Given task -> Search the records below for the word "their" and show every line where it occurs.

Dataset records:
-- begin --

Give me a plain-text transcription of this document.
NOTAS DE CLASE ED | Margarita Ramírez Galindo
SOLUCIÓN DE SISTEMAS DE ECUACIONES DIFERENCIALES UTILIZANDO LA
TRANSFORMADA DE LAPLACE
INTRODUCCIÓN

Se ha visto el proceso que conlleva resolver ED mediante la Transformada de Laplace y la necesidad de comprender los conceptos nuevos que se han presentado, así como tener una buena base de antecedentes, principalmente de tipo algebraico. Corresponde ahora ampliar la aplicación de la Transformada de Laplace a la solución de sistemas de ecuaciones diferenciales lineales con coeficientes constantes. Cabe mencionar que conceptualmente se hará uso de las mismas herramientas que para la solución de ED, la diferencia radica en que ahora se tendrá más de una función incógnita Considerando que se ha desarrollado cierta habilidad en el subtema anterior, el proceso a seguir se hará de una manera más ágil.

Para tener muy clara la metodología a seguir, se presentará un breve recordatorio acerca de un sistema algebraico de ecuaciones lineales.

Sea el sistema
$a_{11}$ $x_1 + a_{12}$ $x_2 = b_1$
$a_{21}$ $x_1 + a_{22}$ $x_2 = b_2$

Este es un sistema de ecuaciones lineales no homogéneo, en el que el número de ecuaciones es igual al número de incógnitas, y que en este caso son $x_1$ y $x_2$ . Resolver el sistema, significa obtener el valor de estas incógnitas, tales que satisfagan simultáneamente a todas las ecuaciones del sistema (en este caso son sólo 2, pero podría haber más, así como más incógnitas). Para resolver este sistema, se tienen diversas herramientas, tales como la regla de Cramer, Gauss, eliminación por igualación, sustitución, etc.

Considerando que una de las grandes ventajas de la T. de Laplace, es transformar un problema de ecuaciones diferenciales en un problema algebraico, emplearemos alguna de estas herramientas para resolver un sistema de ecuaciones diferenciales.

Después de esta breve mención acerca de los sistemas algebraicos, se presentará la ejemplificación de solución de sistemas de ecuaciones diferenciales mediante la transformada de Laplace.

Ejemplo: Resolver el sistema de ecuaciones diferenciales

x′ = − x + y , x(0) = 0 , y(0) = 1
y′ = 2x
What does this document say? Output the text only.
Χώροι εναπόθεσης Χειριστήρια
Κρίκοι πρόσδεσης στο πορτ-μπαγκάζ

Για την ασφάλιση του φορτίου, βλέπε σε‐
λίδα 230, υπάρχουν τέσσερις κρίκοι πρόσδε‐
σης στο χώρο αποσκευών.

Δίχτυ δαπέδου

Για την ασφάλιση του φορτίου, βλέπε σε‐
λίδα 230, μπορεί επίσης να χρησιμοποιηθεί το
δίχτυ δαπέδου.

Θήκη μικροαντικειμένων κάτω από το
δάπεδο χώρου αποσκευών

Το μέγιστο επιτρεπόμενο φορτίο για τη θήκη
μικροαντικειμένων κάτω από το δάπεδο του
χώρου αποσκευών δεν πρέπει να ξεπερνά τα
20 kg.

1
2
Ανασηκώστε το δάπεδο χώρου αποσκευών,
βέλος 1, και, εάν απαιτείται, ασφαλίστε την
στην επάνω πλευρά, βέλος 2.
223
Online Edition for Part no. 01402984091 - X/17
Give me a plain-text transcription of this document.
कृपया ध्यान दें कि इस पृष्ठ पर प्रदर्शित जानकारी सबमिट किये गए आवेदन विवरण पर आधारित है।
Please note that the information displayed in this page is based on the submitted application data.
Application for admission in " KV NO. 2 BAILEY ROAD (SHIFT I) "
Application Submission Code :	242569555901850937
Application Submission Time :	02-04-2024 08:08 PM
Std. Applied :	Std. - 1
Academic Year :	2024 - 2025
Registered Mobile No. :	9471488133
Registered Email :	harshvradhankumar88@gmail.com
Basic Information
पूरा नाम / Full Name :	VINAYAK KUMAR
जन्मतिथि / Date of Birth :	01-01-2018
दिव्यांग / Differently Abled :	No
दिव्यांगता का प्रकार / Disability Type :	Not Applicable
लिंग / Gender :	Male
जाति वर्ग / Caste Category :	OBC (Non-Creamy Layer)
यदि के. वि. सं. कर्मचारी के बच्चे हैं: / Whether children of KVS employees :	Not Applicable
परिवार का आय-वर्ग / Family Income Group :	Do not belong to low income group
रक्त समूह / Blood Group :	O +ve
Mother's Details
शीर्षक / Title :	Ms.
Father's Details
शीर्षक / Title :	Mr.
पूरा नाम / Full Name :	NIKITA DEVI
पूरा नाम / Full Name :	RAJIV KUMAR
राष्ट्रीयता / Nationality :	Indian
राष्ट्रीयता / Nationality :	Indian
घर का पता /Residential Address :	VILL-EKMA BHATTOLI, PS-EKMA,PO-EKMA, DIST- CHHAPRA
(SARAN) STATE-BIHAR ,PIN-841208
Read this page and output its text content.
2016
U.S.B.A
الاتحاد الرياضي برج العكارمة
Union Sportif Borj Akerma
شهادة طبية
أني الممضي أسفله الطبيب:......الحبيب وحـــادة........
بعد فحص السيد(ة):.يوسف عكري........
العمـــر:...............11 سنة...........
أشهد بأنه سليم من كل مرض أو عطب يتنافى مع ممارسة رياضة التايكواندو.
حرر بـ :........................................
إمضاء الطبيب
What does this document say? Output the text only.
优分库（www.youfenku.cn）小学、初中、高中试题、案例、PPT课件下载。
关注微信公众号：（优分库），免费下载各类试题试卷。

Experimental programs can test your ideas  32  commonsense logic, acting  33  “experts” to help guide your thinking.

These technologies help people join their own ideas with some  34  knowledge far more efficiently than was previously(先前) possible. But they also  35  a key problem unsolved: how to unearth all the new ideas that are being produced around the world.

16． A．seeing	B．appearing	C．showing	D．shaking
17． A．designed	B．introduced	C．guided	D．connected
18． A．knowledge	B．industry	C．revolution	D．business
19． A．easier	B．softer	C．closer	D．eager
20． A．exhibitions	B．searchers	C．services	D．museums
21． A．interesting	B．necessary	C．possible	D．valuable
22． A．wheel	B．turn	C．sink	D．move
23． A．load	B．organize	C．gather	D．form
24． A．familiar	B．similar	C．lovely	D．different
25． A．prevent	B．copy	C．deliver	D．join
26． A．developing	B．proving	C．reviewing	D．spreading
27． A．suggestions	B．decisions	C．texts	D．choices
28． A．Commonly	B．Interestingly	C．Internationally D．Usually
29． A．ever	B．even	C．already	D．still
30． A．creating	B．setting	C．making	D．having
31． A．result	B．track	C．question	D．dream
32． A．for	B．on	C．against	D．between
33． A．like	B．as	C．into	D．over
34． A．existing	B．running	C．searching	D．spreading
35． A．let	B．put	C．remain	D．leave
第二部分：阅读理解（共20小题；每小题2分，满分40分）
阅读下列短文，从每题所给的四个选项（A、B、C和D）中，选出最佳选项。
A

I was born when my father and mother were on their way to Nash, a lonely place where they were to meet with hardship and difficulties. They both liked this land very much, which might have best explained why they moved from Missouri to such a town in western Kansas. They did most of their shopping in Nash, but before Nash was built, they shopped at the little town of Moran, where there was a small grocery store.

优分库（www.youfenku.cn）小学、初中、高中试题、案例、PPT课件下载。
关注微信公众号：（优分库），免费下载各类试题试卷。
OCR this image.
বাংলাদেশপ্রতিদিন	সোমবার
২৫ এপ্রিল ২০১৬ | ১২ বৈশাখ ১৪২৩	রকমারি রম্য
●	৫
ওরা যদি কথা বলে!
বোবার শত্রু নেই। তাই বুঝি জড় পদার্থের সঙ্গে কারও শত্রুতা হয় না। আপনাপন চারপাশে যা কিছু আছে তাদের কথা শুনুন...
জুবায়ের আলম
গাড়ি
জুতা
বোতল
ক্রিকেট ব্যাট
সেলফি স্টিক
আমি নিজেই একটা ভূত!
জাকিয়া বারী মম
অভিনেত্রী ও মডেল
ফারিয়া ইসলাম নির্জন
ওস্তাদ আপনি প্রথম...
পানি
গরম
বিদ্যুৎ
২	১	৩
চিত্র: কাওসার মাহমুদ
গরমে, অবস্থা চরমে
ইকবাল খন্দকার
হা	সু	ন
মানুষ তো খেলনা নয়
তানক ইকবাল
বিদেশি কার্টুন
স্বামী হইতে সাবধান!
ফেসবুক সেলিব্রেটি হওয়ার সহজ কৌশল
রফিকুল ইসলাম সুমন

-- end --

Response ->
These technologies help people join their own ideas with some  34  knowledge far more efficiently than was previously(先前) possible. But they also  35  a key problem unsolved: how to unearth all the new ideas that are being produced around the world.
I was born when my father and mother were on their way to Nash, a lonely place where they were to meet with hardship and difficulties. They both liked this land very much, which might have best explained why they moved from Missouri to such a town in western Kansas. They did most of their shopping in Nash, but before Nash was built, they shopped at the little town of Moran, where there was a small grocery store.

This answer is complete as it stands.